Work to do
Output every record below exactly as it appears.

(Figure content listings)
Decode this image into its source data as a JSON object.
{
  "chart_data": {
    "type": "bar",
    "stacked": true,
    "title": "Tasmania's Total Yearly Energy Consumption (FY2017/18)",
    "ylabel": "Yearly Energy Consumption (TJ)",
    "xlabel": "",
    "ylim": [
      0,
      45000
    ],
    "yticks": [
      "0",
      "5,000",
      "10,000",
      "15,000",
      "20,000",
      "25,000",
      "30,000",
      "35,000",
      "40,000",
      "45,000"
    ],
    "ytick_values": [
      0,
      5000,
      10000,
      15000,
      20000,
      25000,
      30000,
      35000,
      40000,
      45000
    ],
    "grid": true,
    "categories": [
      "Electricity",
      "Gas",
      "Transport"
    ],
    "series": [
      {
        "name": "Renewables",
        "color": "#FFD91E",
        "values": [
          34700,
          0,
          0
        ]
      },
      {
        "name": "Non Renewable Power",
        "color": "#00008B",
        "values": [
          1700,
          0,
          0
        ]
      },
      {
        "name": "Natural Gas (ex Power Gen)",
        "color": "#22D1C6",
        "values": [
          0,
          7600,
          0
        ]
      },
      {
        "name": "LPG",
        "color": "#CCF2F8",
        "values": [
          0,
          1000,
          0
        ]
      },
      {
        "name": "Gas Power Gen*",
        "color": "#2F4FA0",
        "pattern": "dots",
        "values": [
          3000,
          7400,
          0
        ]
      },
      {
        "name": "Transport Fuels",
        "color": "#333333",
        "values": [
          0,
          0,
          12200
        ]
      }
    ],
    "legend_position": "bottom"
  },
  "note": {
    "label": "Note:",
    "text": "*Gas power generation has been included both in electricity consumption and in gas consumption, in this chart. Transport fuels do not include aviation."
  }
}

Response to the task
Decode this image into its source data as a JSON object.
{
  "chart_data": {
    "type": "bar",
    "stacked": true,
    "title": "Tasmania's Total Yearly Energy Consumption (FY2017/18)",
    "ylabel": "Yearly Energy Consumption (TJ)",
    "xlabel": "",
    "ylim": [
      0,
      45000
    ],
    "yticks": [
      "0",
      "5,000",
      "10,000",
      "15,000",
      "20,000",
      "25,000",
      "30,000",
      "35,000",
      "40,000",
      "45,000"
    ],
    "ytick_values": [
      0,
      5000,
      10000,
      15000,
      20000,
      25000,
      30000,
      35000,
      40000,
      45000
    ],
    "grid": true,
    "categories": [
      "Electricity",
      "Gas",
      "Transport"
    ],
    "series": [
      {
        "name": "Renewables",
        "color": "#FFD91E",
        "values": [
          34700,
          0,
          0
        ]
      },
      {
        "name": "Non Renewable Power",
        "color": "#00008B",
        "values": [
          1700,
          0,
          0
        ]
      },
      {
        "name": "Natural Gas (ex Power Gen)",
        "color": "#22D1C6",
        "values": [
          0,
          7600,
          0
        ]
      },
      {
        "name": "LPG",
        "color": "#CCF2F8",
        "values": [
          0,
          1000,
          0
        ]
      },
      {
        "name": "Gas Power Gen*",
        "color": "#2F4FA0",
        "pattern": "dots",
        "values": [
          3000,
          7400,
          0
        ]
      },
      {
        "name": "Transport Fuels",
        "color": "#333333",
        "values": [
          0,
          0,
          12200
        ]
      }
    ],
    "legend_position": "bottom"
  },
  "note": {
    "label": "Note:",
    "text": "*Gas power generation has been included both in electricity consumption and in gas consumption, in this chart. Transport fuels do not include aviation."
  }
}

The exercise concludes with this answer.